**Required work:** Look through the data and write out every line with the word "place" in it.

**Dataset extract:**
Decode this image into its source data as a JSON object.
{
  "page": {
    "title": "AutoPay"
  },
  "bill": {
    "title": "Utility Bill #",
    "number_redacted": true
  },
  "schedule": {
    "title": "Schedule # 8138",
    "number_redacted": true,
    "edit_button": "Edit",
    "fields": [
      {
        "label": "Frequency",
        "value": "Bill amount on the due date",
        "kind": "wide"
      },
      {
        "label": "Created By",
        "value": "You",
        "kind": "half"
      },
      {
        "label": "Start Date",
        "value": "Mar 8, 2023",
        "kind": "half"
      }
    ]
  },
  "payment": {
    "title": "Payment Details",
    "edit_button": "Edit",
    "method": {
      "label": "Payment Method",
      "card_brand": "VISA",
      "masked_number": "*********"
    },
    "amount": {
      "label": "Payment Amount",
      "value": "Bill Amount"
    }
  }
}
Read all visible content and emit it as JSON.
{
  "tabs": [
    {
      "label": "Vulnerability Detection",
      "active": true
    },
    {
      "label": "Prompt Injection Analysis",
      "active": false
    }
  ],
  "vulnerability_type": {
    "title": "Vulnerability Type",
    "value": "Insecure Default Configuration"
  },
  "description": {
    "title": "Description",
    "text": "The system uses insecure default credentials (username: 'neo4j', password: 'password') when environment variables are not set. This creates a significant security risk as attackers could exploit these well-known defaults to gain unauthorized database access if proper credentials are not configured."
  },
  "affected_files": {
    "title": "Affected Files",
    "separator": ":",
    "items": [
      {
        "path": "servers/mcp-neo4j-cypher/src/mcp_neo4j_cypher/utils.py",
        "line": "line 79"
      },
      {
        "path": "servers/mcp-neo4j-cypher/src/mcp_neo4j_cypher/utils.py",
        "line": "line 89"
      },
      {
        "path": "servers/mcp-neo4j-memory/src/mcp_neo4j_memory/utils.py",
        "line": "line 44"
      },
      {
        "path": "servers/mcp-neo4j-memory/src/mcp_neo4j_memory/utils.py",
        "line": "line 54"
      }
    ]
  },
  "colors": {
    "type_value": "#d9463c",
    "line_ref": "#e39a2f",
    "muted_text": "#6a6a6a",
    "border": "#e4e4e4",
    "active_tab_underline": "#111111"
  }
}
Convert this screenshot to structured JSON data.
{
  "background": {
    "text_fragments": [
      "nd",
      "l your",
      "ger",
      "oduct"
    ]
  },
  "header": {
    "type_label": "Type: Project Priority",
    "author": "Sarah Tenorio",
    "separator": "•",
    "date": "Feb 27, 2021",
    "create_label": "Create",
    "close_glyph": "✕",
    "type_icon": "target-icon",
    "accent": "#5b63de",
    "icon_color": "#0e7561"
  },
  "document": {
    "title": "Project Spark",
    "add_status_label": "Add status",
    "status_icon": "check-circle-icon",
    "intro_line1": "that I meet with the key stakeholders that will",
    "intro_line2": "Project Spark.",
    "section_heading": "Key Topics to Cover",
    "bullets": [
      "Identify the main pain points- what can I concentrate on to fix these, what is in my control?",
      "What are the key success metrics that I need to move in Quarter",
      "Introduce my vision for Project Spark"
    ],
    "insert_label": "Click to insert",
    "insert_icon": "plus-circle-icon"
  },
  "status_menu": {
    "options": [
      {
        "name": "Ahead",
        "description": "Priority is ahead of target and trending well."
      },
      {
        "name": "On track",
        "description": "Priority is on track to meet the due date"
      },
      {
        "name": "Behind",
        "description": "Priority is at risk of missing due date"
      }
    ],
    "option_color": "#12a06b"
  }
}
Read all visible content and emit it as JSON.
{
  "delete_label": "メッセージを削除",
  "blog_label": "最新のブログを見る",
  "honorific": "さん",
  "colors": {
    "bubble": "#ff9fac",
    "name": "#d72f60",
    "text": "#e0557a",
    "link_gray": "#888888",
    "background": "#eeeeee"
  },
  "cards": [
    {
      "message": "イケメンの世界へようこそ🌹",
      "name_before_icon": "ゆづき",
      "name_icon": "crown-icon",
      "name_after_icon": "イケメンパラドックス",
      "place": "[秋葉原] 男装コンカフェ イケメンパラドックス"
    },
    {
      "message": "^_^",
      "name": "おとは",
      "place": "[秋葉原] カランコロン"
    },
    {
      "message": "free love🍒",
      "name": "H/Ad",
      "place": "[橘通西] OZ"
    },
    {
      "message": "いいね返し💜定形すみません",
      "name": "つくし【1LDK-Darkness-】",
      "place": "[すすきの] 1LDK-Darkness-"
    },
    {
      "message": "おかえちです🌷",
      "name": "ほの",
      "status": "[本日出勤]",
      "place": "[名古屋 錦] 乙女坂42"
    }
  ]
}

**The result:**
      "place": "[秋葉原] 男装コンカフェ イケメンパラドックス"
      "place": "[秋葉原] カランコロン"
      "place": "[橘通西] OZ"
      "place": "[すすきの] 1LDK-Darkness-"
      "place": "[名古屋 錦] 乙女坂42"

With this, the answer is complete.